Saved entries:

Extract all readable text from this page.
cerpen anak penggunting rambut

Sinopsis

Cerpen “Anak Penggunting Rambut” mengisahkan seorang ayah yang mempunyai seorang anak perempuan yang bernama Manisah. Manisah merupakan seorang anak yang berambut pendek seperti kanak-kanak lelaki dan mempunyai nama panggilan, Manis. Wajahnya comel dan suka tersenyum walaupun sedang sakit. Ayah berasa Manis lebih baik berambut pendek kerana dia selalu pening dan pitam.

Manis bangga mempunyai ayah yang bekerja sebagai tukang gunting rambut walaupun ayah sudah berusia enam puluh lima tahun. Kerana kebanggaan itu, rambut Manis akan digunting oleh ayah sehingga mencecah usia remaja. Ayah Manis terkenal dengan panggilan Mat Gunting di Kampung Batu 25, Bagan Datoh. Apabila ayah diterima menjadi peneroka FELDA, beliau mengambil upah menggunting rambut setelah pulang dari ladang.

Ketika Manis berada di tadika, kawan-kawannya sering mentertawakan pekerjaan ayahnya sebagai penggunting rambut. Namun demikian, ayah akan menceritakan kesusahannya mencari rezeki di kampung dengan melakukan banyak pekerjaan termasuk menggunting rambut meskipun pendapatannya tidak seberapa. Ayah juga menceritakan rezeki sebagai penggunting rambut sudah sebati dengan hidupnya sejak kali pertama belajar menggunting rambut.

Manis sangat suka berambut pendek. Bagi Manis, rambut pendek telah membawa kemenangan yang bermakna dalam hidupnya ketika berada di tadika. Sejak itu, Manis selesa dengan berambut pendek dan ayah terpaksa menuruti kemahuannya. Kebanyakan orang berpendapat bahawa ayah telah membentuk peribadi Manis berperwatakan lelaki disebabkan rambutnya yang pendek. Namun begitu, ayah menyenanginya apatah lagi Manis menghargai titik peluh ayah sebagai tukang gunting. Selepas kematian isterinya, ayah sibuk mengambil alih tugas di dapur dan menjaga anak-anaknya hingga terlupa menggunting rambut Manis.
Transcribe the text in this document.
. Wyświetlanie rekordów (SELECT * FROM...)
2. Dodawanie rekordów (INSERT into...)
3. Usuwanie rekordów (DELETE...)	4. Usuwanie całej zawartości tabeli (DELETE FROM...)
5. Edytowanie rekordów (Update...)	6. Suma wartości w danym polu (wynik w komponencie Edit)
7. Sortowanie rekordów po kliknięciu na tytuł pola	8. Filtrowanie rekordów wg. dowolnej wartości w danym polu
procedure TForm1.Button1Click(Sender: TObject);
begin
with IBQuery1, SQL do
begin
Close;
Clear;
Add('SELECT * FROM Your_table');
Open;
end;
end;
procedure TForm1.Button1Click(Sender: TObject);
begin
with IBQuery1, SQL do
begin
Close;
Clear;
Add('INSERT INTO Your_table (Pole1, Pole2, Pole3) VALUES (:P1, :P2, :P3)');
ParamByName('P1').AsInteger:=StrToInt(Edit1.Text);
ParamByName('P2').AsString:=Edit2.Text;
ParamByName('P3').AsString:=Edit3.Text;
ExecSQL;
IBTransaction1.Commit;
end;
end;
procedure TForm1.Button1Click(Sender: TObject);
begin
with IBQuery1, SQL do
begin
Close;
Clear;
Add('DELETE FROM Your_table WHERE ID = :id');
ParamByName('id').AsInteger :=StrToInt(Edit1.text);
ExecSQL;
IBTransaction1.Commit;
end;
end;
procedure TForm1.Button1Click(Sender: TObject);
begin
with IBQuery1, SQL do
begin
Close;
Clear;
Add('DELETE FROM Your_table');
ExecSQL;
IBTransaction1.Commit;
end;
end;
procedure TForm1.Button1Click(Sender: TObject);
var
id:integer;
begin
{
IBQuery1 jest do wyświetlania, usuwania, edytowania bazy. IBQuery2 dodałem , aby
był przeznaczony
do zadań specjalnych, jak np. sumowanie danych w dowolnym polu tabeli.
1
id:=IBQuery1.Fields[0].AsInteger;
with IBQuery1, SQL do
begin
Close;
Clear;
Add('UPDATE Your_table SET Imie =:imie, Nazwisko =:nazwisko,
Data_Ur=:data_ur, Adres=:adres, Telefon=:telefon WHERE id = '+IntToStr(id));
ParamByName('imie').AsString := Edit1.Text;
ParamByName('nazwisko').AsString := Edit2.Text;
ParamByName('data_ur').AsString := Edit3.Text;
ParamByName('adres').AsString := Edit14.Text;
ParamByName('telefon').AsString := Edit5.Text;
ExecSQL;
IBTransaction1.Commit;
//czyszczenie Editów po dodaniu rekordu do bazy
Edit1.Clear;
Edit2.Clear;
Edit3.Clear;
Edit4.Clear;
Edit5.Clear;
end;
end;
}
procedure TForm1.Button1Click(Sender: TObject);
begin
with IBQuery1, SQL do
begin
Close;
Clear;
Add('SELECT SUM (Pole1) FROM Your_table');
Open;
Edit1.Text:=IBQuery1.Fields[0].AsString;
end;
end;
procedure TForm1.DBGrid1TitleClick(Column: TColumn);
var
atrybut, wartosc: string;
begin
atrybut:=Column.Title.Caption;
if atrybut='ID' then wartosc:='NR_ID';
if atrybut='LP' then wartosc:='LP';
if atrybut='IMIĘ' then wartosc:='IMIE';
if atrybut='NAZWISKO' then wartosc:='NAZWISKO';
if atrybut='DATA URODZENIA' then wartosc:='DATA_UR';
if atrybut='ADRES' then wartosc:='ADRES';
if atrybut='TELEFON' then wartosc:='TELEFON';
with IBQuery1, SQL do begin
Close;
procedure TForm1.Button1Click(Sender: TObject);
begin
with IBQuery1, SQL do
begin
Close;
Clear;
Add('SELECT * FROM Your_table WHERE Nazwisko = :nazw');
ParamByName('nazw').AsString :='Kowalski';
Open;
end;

— PROBLEM —
Print the records above in full, exactly.

— REPLY —
Extract all readable text from this page.
cerpen anak penggunting rambut

Sinopsis

Cerpen “Anak Penggunting Rambut” mengisahkan seorang ayah yang mempunyai seorang anak perempuan yang bernama Manisah. Manisah merupakan seorang anak yang berambut pendek seperti kanak-kanak lelaki dan mempunyai nama panggilan, Manis. Wajahnya comel dan suka tersenyum walaupun sedang sakit. Ayah berasa Manis lebih baik berambut pendek kerana dia selalu pening dan pitam.

Manis bangga mempunyai ayah yang bekerja sebagai tukang gunting rambut walaupun ayah sudah berusia enam puluh lima tahun. Kerana kebanggaan itu, rambut Manis akan digunting oleh ayah sehingga mencecah usia remaja. Ayah Manis terkenal dengan panggilan Mat Gunting di Kampung Batu 25, Bagan Datoh. Apabila ayah diterima menjadi peneroka FELDA, beliau mengambil upah menggunting rambut setelah pulang dari ladang.

Ketika Manis berada di tadika, kawan-kawannya sering mentertawakan pekerjaan ayahnya sebagai penggunting rambut. Namun demikian, ayah akan menceritakan kesusahannya mencari rezeki di kampung dengan melakukan banyak pekerjaan termasuk menggunting rambut meskipun pendapatannya tidak seberapa. Ayah juga menceritakan rezeki sebagai penggunting rambut sudah sebati dengan hidupnya sejak kali pertama belajar menggunting rambut.

Manis sangat suka berambut pendek. Bagi Manis, rambut pendek telah membawa kemenangan yang bermakna dalam hidupnya ketika berada di tadika. Sejak itu, Manis selesa dengan berambut pendek dan ayah terpaksa menuruti kemahuannya. Kebanyakan orang berpendapat bahawa ayah telah membentuk peribadi Manis berperwatakan lelaki disebabkan rambutnya yang pendek. Namun begitu, ayah menyenanginya apatah lagi Manis menghargai titik peluh ayah sebagai tukang gunting. Selepas kematian isterinya, ayah sibuk mengambil alih tugas di dapur dan menjaga anak-anaknya hingga terlupa menggunting rambut Manis.
Transcribe the text in this document.
. Wyświetlanie rekordów (SELECT * FROM...)
2. Dodawanie rekordów (INSERT into...)
3. Usuwanie rekordów (DELETE...)	4. Usuwanie całej zawartości tabeli (DELETE FROM...)
5. Edytowanie rekordów (Update...)	6. Suma wartości w danym polu (wynik w komponencie Edit)
7. Sortowanie rekordów po kliknięciu na tytuł pola	8. Filtrowanie rekordów wg. dowolnej wartości w danym polu
procedure TForm1.Button1Click(Sender: TObject);
begin
with IBQuery1, SQL do
begin
Close;
Clear;
Add('SELECT * FROM Your_table');
Open;
end;
end;
procedure TForm1.Button1Click(Sender: TObject);
begin
with IBQuery1, SQL do
begin
Close;
Clear;
Add('INSERT INTO Your_table (Pole1, Pole2, Pole3) VALUES (:P1, :P2, :P3)');
ParamByName('P1').AsInteger:=StrToInt(Edit1.Text);
ParamByName('P2').AsString:=Edit2.Text;
ParamByName('P3').AsString:=Edit3.Text;
ExecSQL;
IBTransaction1.Commit;
end;
end;
procedure TForm1.Button1Click(Sender: TObject);
begin
with IBQuery1, SQL do
begin
Close;
Clear;
Add('DELETE FROM Your_table WHERE ID = :id');
ParamByName('id').AsInteger :=StrToInt(Edit1.text);
ExecSQL;
IBTransaction1.Commit;
end;
end;
procedure TForm1.Button1Click(Sender: TObject);
begin
with IBQuery1, SQL do
begin
Close;
Clear;
Add('DELETE FROM Your_table');
ExecSQL;
IBTransaction1.Commit;
end;
end;
procedure TForm1.Button1Click(Sender: TObject);
var
id:integer;
begin
{
IBQuery1 jest do wyświetlania, usuwania, edytowania bazy. IBQuery2 dodałem , aby
był przeznaczony
do zadań specjalnych, jak np. sumowanie danych w dowolnym polu tabeli.
1
id:=IBQuery1.Fields[0].AsInteger;
with IBQuery1, SQL do
begin
Close;
Clear;
Add('UPDATE Your_table SET Imie =:imie, Nazwisko =:nazwisko,
Data_Ur=:data_ur, Adres=:adres, Telefon=:telefon WHERE id = '+IntToStr(id));
ParamByName('imie').AsString := Edit1.Text;
ParamByName('nazwisko').AsString := Edit2.Text;
ParamByName('data_ur').AsString := Edit3.Text;
ParamByName('adres').AsString := Edit14.Text;
ParamByName('telefon').AsString := Edit5.Text;
ExecSQL;
IBTransaction1.Commit;
//czyszczenie Editów po dodaniu rekordu do bazy
Edit1.Clear;
Edit2.Clear;
Edit3.Clear;
Edit4.Clear;
Edit5.Clear;
end;
end;
}
procedure TForm1.Button1Click(Sender: TObject);
begin
with IBQuery1, SQL do
begin
Close;
Clear;
Add('SELECT SUM (Pole1) FROM Your_table');
Open;
Edit1.Text:=IBQuery1.Fields[0].AsString;
end;
end;
procedure TForm1.DBGrid1TitleClick(Column: TColumn);
var
atrybut, wartosc: string;
begin
atrybut:=Column.Title.Caption;
if atrybut='ID' then wartosc:='NR_ID';
if atrybut='LP' then wartosc:='LP';
if atrybut='IMIĘ' then wartosc:='IMIE';
if atrybut='NAZWISKO' then wartosc:='NAZWISKO';
if atrybut='DATA URODZENIA' then wartosc:='DATA_UR';
if atrybut='ADRES' then wartosc:='ADRES';
if atrybut='TELEFON' then wartosc:='TELEFON';
with IBQuery1, SQL do begin
Close;
procedure TForm1.Button1Click(Sender: TObject);
begin
with IBQuery1, SQL do
begin
Close;
Clear;
Add('SELECT * FROM Your_table WHERE Nazwisko = :nazw');
ParamByName('nazw').AsString :='Kowalski';
Open;
end;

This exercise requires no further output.